--- START Given data ---

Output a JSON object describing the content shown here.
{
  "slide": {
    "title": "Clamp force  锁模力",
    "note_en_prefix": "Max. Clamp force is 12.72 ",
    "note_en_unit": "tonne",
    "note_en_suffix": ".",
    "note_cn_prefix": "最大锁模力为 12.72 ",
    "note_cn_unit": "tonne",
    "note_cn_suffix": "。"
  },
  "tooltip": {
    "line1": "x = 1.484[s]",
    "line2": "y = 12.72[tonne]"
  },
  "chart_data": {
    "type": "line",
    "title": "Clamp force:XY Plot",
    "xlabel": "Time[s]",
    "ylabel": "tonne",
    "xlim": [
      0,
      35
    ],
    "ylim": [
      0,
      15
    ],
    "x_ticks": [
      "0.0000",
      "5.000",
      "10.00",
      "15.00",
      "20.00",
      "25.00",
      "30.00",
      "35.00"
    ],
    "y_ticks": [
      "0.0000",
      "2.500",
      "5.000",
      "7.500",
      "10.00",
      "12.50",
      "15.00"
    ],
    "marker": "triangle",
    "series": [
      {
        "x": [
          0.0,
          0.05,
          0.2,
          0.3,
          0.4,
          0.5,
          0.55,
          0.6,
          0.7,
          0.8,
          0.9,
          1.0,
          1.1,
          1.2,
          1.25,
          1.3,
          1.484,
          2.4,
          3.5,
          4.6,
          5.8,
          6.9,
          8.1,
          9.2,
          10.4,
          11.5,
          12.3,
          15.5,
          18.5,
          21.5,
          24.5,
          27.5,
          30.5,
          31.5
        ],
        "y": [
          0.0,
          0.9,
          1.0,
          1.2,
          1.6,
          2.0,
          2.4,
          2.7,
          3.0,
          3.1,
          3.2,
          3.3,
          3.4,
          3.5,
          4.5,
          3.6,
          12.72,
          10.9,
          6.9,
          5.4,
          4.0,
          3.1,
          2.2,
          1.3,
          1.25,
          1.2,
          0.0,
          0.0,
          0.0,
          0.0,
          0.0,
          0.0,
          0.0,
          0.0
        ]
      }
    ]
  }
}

--- END Given data ---

Show every line that contains the word "tonne".

    "note_en_unit": "tonne",
    "note_cn_unit": "tonne",
    "line2": "y = 12.72[tonne]"
    "ylabel": "tonne",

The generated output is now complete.